Quote the listing below in full and exactly as written, but omit every picture.

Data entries
---*---
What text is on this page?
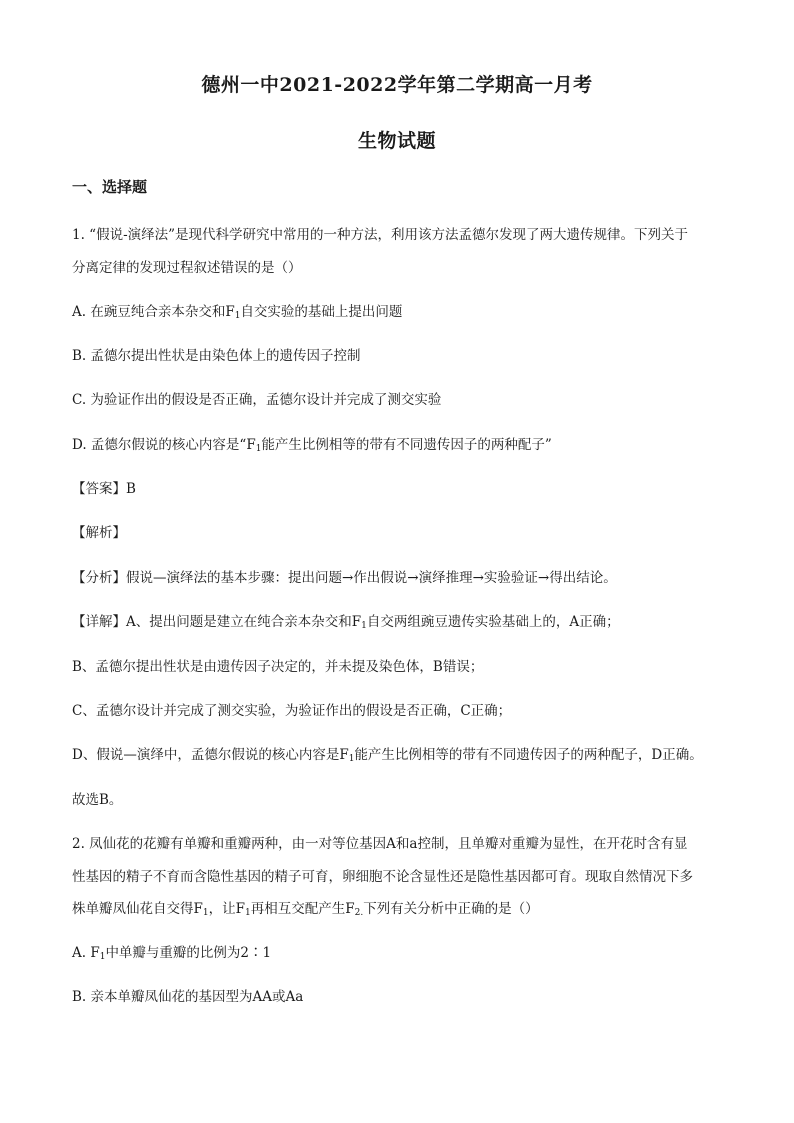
德州一中2021-2022学年第二学期高一月考
生物试题
一、选择题
1. “假说-演绎法”是现代科学研究中常用的一种方法，利用该方法孟德尔发现了两大遗传规律。下列关于
分离定律的发现过程叙述错误的是（）
A. 在豌豆纯合亲本杂交和$F_1$自交实验的基础上提出问题
B. 孟德尔提出性状是由染色体上的遗传因子控制
C. 为验证作出的假设是否正确，孟德尔设计并完成了测交实验
D. 孟德尔假说的核心内容是“$F_1$能产生比例相等的带有不同遗传因子的两种配子”
【答案】B
【解析】
【分析】假说—演绎法的基本步骤：提出问题→作出假说→演绎推理→实验验证→得出结论。
【详解】A、提出问题是建立在纯合亲本杂交和$F_1$自交两组豌豆遗传实验基础上的，A正确；
B、孟德尔提出性状是由遗传因子决定的，并未提及染色体，B错误；
C、孟德尔设计并完成了测交实验，为验证作出的假设是否正确，C正确；
D、假说—演绎中，孟德尔假说的核心内容是$F_1$能产生比例相等的带有不同遗传因子的两种配子，D正确。
故选B。
2. 凤仙花的花瓣有单瓣和重瓣两种，由一对等位基因A和a控制，且单瓣对重瓣为显性，在开花时含有显
性基因的精子不育而含隐性基因的精子可育，卵细胞不论含显性还是隐性基因都可育。现取自然情况下多
株单瓣凤仙花自交得$F_1$，让$F_1$再相互交配产生$F_{2.}$下列有关分析中正确的是（）
A. $F_1$中单瓣与重瓣的比例为2∶1
B. 亲本单瓣凤仙花的基因型为AA或Aa
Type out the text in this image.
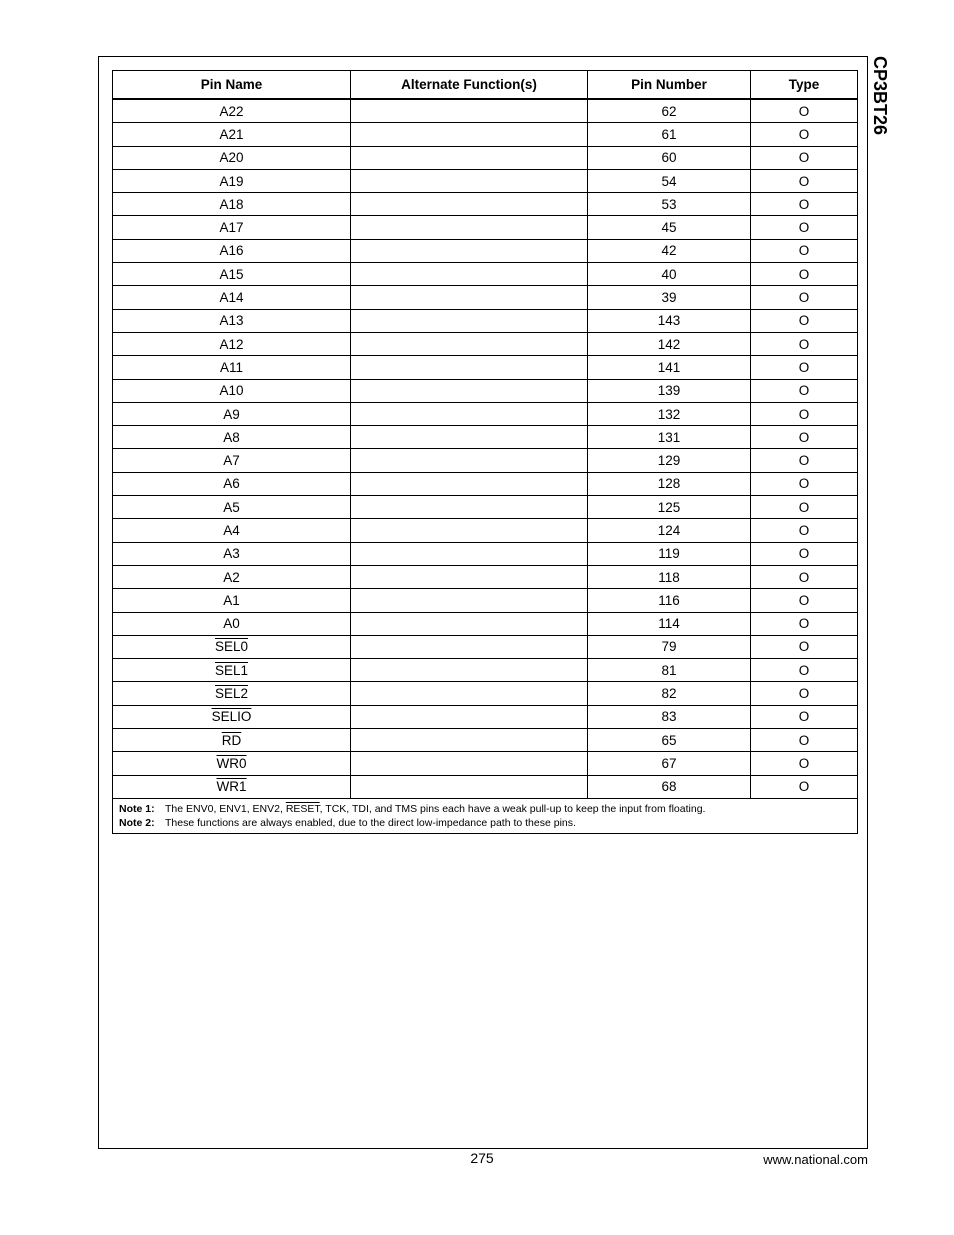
CP3BT26
Pin Name	Alternate Function(s)	Pin Number	Type
A22		62	O
A21		61	O
A20		60	O
A19		54	O
A18		53	O
A17		45	O
A16		42	O
A15		40	O
A14		39	O
A13		143	O
A12		142	O
A11		141	O
A10		139	O
A9		132	O
A8		131	O
A7		129	O
A6		128	O
A5		125	O
A4		124	O
A3		119	O
A2		118	O
A1		116	O
A0		114	O
SEL0		79	O
SEL1		81	O
SEL2		82	O
SELIO		83	O
$\overline{RD}$		65	O
WR0		67	O
WR1		68	O

Note 1: The ENV0, ENV1, ENV2, RESET, TCK, TDI, and TMS pins each have a weak pull-up to keep the input from floating.
Note 2: These functions are always enabled, due to the direct low-impedance path to these pins.			
275	www.national.com
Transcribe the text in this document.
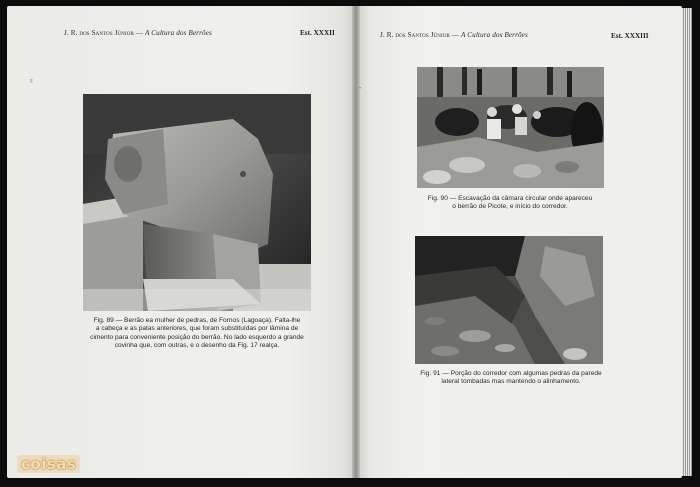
J. R. dos Santos Júnior — A Cultura dos Berrões	Est. XXXII
ᵍ
Fig. 89 — Berrão ea mulher de pedras, de Fornos (Lagoaça). Falta-lhe
a cabeça e as patas anteriores, que foram substituídas por lâmina de
cimento para conveniente posição do berrão. No lado esquerdo a grande
covinha que, com outras, e o desenho da Fig. 17 realça.
J. R. dos Santos Júnior — A Cultura dos Berrões	Est. XXXIII
•
Fig. 90 — Escavação da câmara circular onde apareceu
o berrão de Picote, e início do corredor.
Fig. 91 — Porção do corredor com algumas pedras da parede
lateral tombadas mas mantendo o alinhamento.
coisas
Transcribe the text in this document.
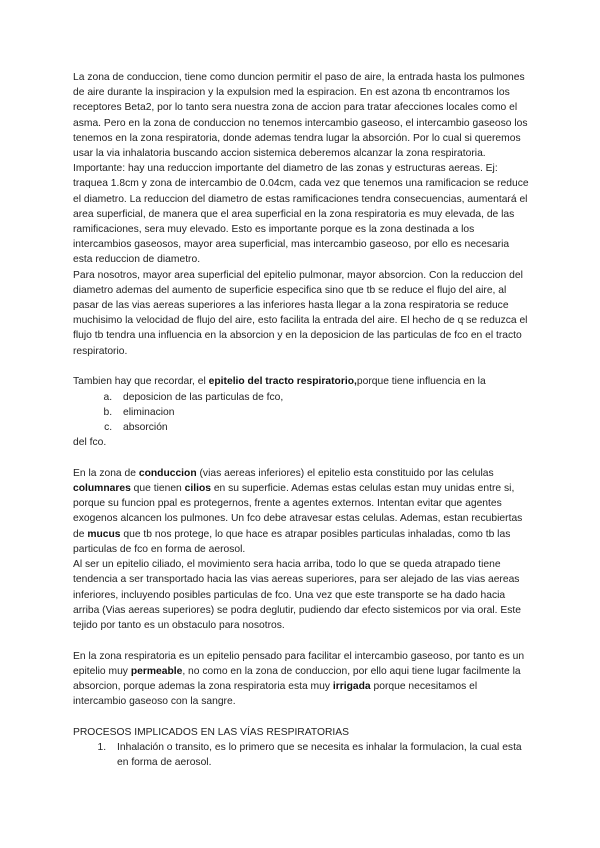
La zona de conduccion, tiene como duncion permitir el paso de aire, la entrada hasta los pulmones de aire durante la inspiracion y la expulsion med la espiracion. En est azona tb encontramos los receptores Beta2, por lo tanto sera nuestra zona de accion para tratar afecciones locales como el asma. Pero en la zona de conduccion no tenemos intercambio gaseoso, el intercambio gaseoso los tenemos en la zona respiratoria, donde ademas tendra lugar la absorción. Por lo cual si queremos usar la via inhalatoria buscando accion sistemica deberemos alcanzar la zona respiratoria.

Importante: hay una reduccion importante del diametro de las zonas y estructuras aereas. Ej: traquea 1.8cm y zona de intercambio de 0.04cm, cada vez que tenemos una ramificacion se reduce el diametro. La reduccion del diametro de estas ramificaciones tendra consecuencias, aumentará el area superficial, de manera que el area superficial en la zona respiratoria es muy elevada, de las ramificaciones, sera muy elevado. Esto es importante porque es la zona destinada a los intercambios gaseosos, mayor area superficial, mas intercambio gaseoso, por ello es necesaria esta reduccion de diametro.

Para nosotros, mayor area superficial del epitelio pulmonar, mayor absorcion. Con la reduccion del diametro ademas del aumento de superficie especifica sino que tb se reduce el flujo del aire, al pasar de las vias aereas superiores a las inferiores hasta llegar a la zona respiratoria se reduce muchisimo la velocidad de flujo del aire, esto facilita la entrada del aire. El hecho de q se reduzca el flujo tb tendra una influencia en la absorcion y en la deposicion de las particulas de fco en el tracto respiratorio.

Tambien hay que recordar, el epitelio del tracto respiratorio,porque tiene influencia en la

a. deposicion de las particulas de fco,
b. eliminacion
c. absorción

del fco.

En la zona de conduccion (vias aereas inferiores) el epitelio esta constituido por las celulas columnares que tienen cilios en su superficie. Ademas estas celulas estan muy unidas entre si, porque su funcion ppal es protegernos, frente a agentes externos. Intentan evitar que agentes exogenos alcancen los pulmones. Un fco debe atravesar estas celulas. Ademas, estan recubiertas de mucus que tb nos protege, lo que hace es atrapar posibles particulas inhaladas, como tb las particulas de fco en forma de aerosol.

Al ser un epitelio ciliado, el movimiento sera hacia arriba, todo lo que se queda atrapado tiene tendencia a ser transportado hacia las vias aereas superiores, para ser alejado de las vias aereas inferiores, incluyendo posibles particulas de fco. Una vez que este transporte se ha dado hacia arriba (Vias aereas superiores) se podra deglutir, pudiendo dar efecto sistemicos por via oral. Este tejido por tanto es un obstaculo para nosotros.

En la zona respiratoria es un epitelio pensado para facilitar el intercambio gaseoso, por tanto es un epitelio muy permeable, no como en la zona de conduccion, por ello aqui tiene lugar facilmente la absorcion, porque ademas la zona respiratoria esta muy irrigada porque necesitamos el intercambio gaseoso con la sangre.

PROCESOS IMPLICADOS EN LAS VÍAS RESPIRATORIAS

1. Inhalación o transito, es lo primero que se necesita es inhalar la formulacion, la cual esta en forma de aerosol.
---*---
Full output
What text is on this page?
德州一中2021-2022学年第二学期高一月考
生物试题
一、选择题
1. “假说-演绎法”是现代科学研究中常用的一种方法，利用该方法孟德尔发现了两大遗传规律。下列关于
分离定律的发现过程叙述错误的是（）
A. 在豌豆纯合亲本杂交和$F_1$自交实验的基础上提出问题
B. 孟德尔提出性状是由染色体上的遗传因子控制
C. 为验证作出的假设是否正确，孟德尔设计并完成了测交实验
D. 孟德尔假说的核心内容是“$F_1$能产生比例相等的带有不同遗传因子的两种配子”
【答案】B
【解析】
【分析】假说—演绎法的基本步骤：提出问题→作出假说→演绎推理→实验验证→得出结论。
【详解】A、提出问题是建立在纯合亲本杂交和$F_1$自交两组豌豆遗传实验基础上的，A正确；
B、孟德尔提出性状是由遗传因子决定的，并未提及染色体，B错误；
C、孟德尔设计并完成了测交实验，为验证作出的假设是否正确，C正确；
D、假说—演绎中，孟德尔假说的核心内容是$F_1$能产生比例相等的带有不同遗传因子的两种配子，D正确。
故选B。
2. 凤仙花的花瓣有单瓣和重瓣两种，由一对等位基因A和a控制，且单瓣对重瓣为显性，在开花时含有显
性基因的精子不育而含隐性基因的精子可育，卵细胞不论含显性还是隐性基因都可育。现取自然情况下多
株单瓣凤仙花自交得$F_1$，让$F_1$再相互交配产生$F_{2.}$下列有关分析中正确的是（）
A. $F_1$中单瓣与重瓣的比例为2∶1
B. 亲本单瓣凤仙花的基因型为AA或Aa
Type out the text in this image.
CP3BT26
Pin Name	Alternate Function(s)	Pin Number	Type
A22		62	O
A21		61	O
A20		60	O
A19		54	O
A18		53	O
A17		45	O
A16		42	O
A15		40	O
A14		39	O
A13		143	O
A12		142	O
A11		141	O
A10		139	O
A9		132	O
A8		131	O
A7		129	O
A6		128	O
A5		125	O
A4		124	O
A3		119	O
A2		118	O
A1		116	O
A0		114	O
SEL0		79	O
SEL1		81	O
SEL2		82	O
SELIO		83	O
$\overline{RD}$		65	O
WR0		67	O
WR1		68	O

Note 1: The ENV0, ENV1, ENV2, RESET, TCK, TDI, and TMS pins each have a weak pull-up to keep the input from floating.
Note 2: These functions are always enabled, due to the direct low-impedance path to these pins.			
275	www.national.com
Transcribe the text in this document.
J. R. dos Santos Júnior — A Cultura dos Berrões	Est. XXXII
ᵍ
Fig. 89 — Berrão ea mulher de pedras, de Fornos (Lagoaça). Falta-lhe
a cabeça e as patas anteriores, que foram substituídas por lâmina de
cimento para conveniente posição do berrão. No lado esquerdo a grande
covinha que, com outras, e o desenho da Fig. 17 realça.
J. R. dos Santos Júnior — A Cultura dos Berrões	Est. XXXIII
•
Fig. 90 — Escavação da câmara circular onde apareceu
o berrão de Picote, e início do corredor.
Fig. 91 — Porção do corredor com algumas pedras da parede
lateral tombadas mas mantendo o alinhamento.
coisas
Transcribe the text in this document.
La zona de conduccion, tiene como duncion permitir el paso de aire, la entrada hasta los pulmones de aire durante la inspiracion y la expulsion med la espiracion. En est azona tb encontramos los receptores Beta2, por lo tanto sera nuestra zona de accion para tratar afecciones locales como el asma. Pero en la zona de conduccion no tenemos intercambio gaseoso, el intercambio gaseoso los tenemos en la zona respiratoria, donde ademas tendra lugar la absorción. Por lo cual si queremos usar la via inhalatoria buscando accion sistemica deberemos alcanzar la zona respiratoria.

Importante: hay una reduccion importante del diametro de las zonas y estructuras aereas. Ej: traquea 1.8cm y zona de intercambio de 0.04cm, cada vez que tenemos una ramificacion se reduce el diametro. La reduccion del diametro de estas ramificaciones tendra consecuencias, aumentará el area superficial, de manera que el area superficial en la zona respiratoria es muy elevada, de las ramificaciones, sera muy elevado. Esto es importante porque es la zona destinada a los intercambios gaseosos, mayor area superficial, mas intercambio gaseoso, por ello es necesaria esta reduccion de diametro.

Para nosotros, mayor area superficial del epitelio pulmonar, mayor absorcion. Con la reduccion del diametro ademas del aumento de superficie especifica sino que tb se reduce el flujo del aire, al pasar de las vias aereas superiores a las inferiores hasta llegar a la zona respiratoria se reduce muchisimo la velocidad de flujo del aire, esto facilita la entrada del aire. El hecho de q se reduzca el flujo tb tendra una influencia en la absorcion y en la deposicion de las particulas de fco en el tracto respiratorio.

Tambien hay que recordar, el epitelio del tracto respiratorio,porque tiene influencia en la

a. deposicion de las particulas de fco,
b. eliminacion
c. absorción

del fco.

En la zona de conduccion (vias aereas inferiores) el epitelio esta constituido por las celulas columnares que tienen cilios en su superficie. Ademas estas celulas estan muy unidas entre si, porque su funcion ppal es protegernos, frente a agentes externos. Intentan evitar que agentes exogenos alcancen los pulmones. Un fco debe atravesar estas celulas. Ademas, estan recubiertas de mucus que tb nos protege, lo que hace es atrapar posibles particulas inhaladas, como tb las particulas de fco en forma de aerosol.

Al ser un epitelio ciliado, el movimiento sera hacia arriba, todo lo que se queda atrapado tiene tendencia a ser transportado hacia las vias aereas superiores, para ser alejado de las vias aereas inferiores, incluyendo posibles particulas de fco. Una vez que este transporte se ha dado hacia arriba (Vias aereas superiores) se podra deglutir, pudiendo dar efecto sistemicos por via oral. Este tejido por tanto es un obstaculo para nosotros.

En la zona respiratoria es un epitelio pensado para facilitar el intercambio gaseoso, por tanto es un epitelio muy permeable, no como en la zona de conduccion, por ello aqui tiene lugar facilmente la absorcion, porque ademas la zona respiratoria esta muy irrigada porque necesitamos el intercambio gaseoso con la sangre.

PROCESOS IMPLICADOS EN LAS VÍAS RESPIRATORIAS

1. Inhalación o transito, es lo primero que se necesita es inhalar la formulacion, la cual esta en forma de aerosol.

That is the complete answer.